L’évolution du nombre et des profils des sans-domicile sur le sol français est remarquable, ainsi que le fait remarquer le « portrait social » de la France que vient de publier l’INSEE.
Portrait au vitriol
Le « portrait social » 2014 de la France que dresse l’INSEE consiste en un dossier de près de 300 pages, se penchant avec l’oeil du statisticien sur les données concernant la situation sociale du pays, en terme d’emploi et de chômage, de revenus et de conditions de vie des personnes occupant le territoire français. Une somme et un travail conséquent autant qu’une mine d’informations, qui prend également le temps de consacrer des dossiers à certains sujets spécifiques, en commençant par celui des sans-domicile.
« Les sans-domicile sont une population plutôt mal connue car l’absence de logement constitue un obstacle pour les approcher », précise d’emblée l’étude qui explique que son enquête, réalisée en 2011 et 2012, s’est déroulée au sein des services d’hébergement ou de distribution de repas, dans les agglomérations d’au moins 20 000 habitants. La précision est importante, impliquant que les chiffres proposés par l’organisme d’étude statistique sont nécessairement incomplets. Ce qui ne signifie pas qu’ils ne sont pas fiables.
Le premier chiffre à retenir est évidemment le nombre de sans-domicile recensés. Ceux-ci, toujours dans les agglomérations d’au moins 20 000 habitants, seraient de 81 000. Tout en soulignant les différences de méthodes entre l’enquête menée en 2001 et celle menée en 2012, l’INSEE note toutefois que ce chiffre a augmenté de 44 % en l’espace de dix ans, et note une augmentation du nombre de sans-domicile de 84 % en région parisienne, contre 11 % pour le reste du territoire.

> Données enregistrées

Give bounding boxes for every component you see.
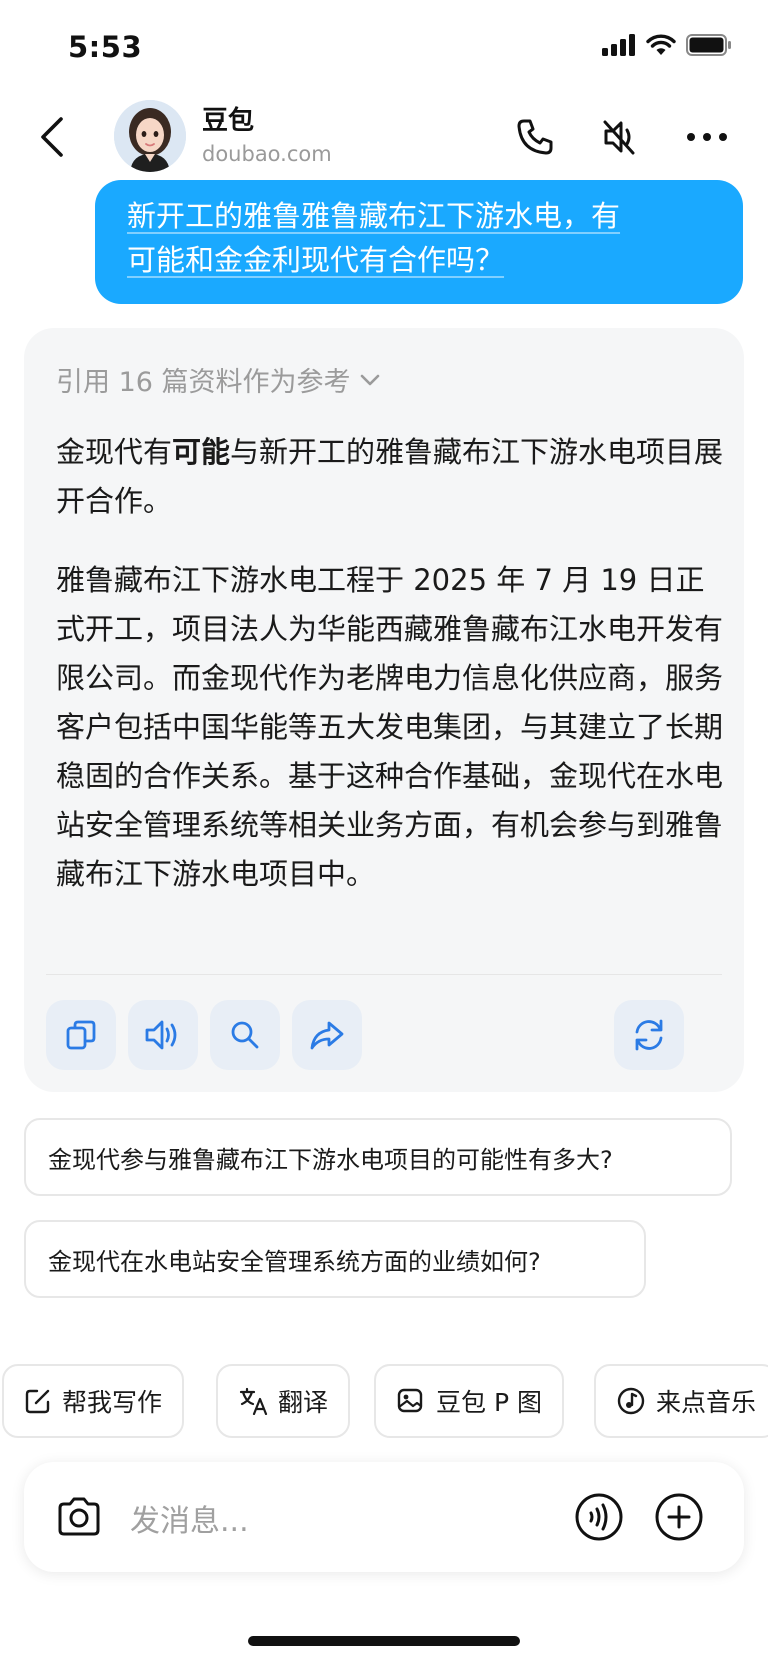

> Consignes
1/ D'après le texte sur les sans-domicile, pourquoi les chiffres de l'INSEE sont-ils nécessairement incomplets ? Répondez en une à trois phrases.
2/ Selon le texte sur les sans-domicile, de quel pourcentage le nombre de sans-domicile a-t-il augmenté en région parisienne en dix ans ?
3/ Prolongez le texte sur les sans-domicile à partir de sa dernière phrase.

> Réponses par consigne
1/ L'enquête, menée en 2011 et 2012, s'est déroulée seulement dans les services d'hébergement ou de distribution de repas. Elle ne couvrait que les agglomérations d'au moins 20 000 habitants.

2/ De 84 %.

3/
On notera toutefois une relative baisse du nombre de « sans abri », autrement dit les personnes ne bénéficiant d’absolument aucune solution de logement. Une baisse attribuée par les rédacteurs de l’étude à la mise en place de la loi DALO, qui ferait dans ce cas la démonstration de ses limites, voire de son inefficacité : le nombre de sans abri n’a en effet diminué que de 2 % sur ces dix dernières années.
Venus d’ailleurs
La proportion de sans-domicile nés à l’étranger reste importante, et parmi eux environ un tiers ne sont pas francophones. Les tableaux de l’INSEE indiquent par ailleurs qu’une forte proportion de ces personnes sont en couple avec des enfants, quand cette configuration familiale est bien plus modérée pour les étrangers francophones, voire minoritaire pour les personnes nées en France. Ce sont donc bien des familles entières qui fuient la misère de leur pays d’origine.
Les raisons qui ont mené les personnes à la précarité sont très différentes selon les situations. Ainsi, pour les sans-domicile nés en France, on constate que les problèmes familiaux arrivent largement en tête. Séparation des parents, décès de l’un d’entre eux ou conflits familiaux sont des circonstances récurrentes. Il n’en va pas de même pour les sans-domicile nés à l’étranger qui, encore une fois, sont avant tout confrontés à la pauvreté.
Il semblerait donc que les sans-domicile de nationalité française sont avant tout issus d’un délitement de la cellule familiale ou de l’absence d’accompagnement de celle-ci, quand les sans-domicile étrangers, encore une fois, viennent avant tout en France pour tenter d’échapper à la pauvreté. Plusieurs causes, mêmes effets.
Une nuit à l’hôtel
En terme de revenus, on observe que la plupart des sans-domicile vivent avec des sommes comprises, la fourchette est large, entre 300 et 900 euros, mais qu’un tiers d’entre eux perçoivent moins de 300 euros, quand ils ne sont pas simplement totalement dénués de revenus. Ce sont naturellement les étrangers, ne pouvant bénéficier automatiquement du RSA, qui sont les plus concernés par ce grand dénuement. Les clichés de réfugiés économiques vivant dans l’opulence aux frais du contribuable français, largement véhiculé par une certaine classe politique, trouve encore ici son plus sévère démenti.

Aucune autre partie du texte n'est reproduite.